• **SUPPLIED DATA**:
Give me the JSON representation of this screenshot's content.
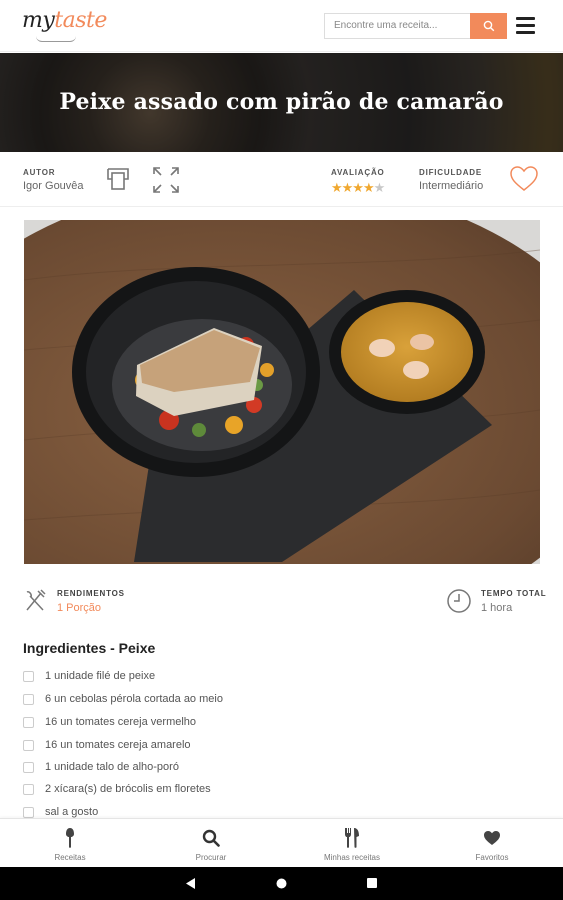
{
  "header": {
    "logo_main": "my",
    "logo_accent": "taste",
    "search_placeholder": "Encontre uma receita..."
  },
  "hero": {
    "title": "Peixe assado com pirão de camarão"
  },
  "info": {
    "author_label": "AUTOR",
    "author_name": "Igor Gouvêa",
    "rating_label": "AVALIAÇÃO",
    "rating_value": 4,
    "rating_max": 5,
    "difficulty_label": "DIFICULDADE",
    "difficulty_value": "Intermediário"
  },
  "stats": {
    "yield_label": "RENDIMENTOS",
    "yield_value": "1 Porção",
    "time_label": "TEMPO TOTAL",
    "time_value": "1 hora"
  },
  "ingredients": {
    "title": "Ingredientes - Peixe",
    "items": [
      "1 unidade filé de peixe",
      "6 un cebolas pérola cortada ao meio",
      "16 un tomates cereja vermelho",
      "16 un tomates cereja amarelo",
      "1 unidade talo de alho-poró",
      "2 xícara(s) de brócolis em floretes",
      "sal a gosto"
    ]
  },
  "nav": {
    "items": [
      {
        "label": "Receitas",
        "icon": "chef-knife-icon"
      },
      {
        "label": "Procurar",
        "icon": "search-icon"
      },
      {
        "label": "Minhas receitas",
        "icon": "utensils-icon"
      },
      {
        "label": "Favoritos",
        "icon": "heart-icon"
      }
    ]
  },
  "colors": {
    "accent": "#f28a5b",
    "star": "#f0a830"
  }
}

• **WHAT IS EXPECTED**: Each line of the data is to be duplicated exactly; pictures stay out of the copy.

• **RESPONSE BELOW**:
Give me the JSON representation of this screenshot's content.
{
  "header": {
    "logo_main": "my",
    "logo_accent": "taste",
    "search_placeholder": "Encontre uma receita..."
  },
  "hero": {
    "title": "Peixe assado com pirão de camarão"
  },
  "info": {
    "author_label": "AUTOR",
    "author_name": "Igor Gouvêa",
    "rating_label": "AVALIAÇÃO",
    "rating_value": 4,
    "rating_max": 5,
    "difficulty_label": "DIFICULDADE",
    "difficulty_value": "Intermediário"
  },
  "stats": {
    "yield_label": "RENDIMENTOS",
    "yield_value": "1 Porção",
    "time_label": "TEMPO TOTAL",
    "time_value": "1 hora"
  },
  "ingredients": {
    "title": "Ingredientes - Peixe",
    "items": [
      "1 unidade filé de peixe",
      "6 un cebolas pérola cortada ao meio",
      "16 un tomates cereja vermelho",
      "16 un tomates cereja amarelo",
      "1 unidade talo de alho-poró",
      "2 xícara(s) de brócolis em floretes",
      "sal a gosto"
    ]
  },
  "nav": {
    "items": [
      {
        "label": "Receitas",
        "icon": "chef-knife-icon"
      },
      {
        "label": "Procurar",
        "icon": "search-icon"
      },
      {
        "label": "Minhas receitas",
        "icon": "utensils-icon"
      },
      {
        "label": "Favoritos",
        "icon": "heart-icon"
      }
    ]
  },
  "colors": {
    "accent": "#f28a5b",
    "star": "#f0a830"
  }
}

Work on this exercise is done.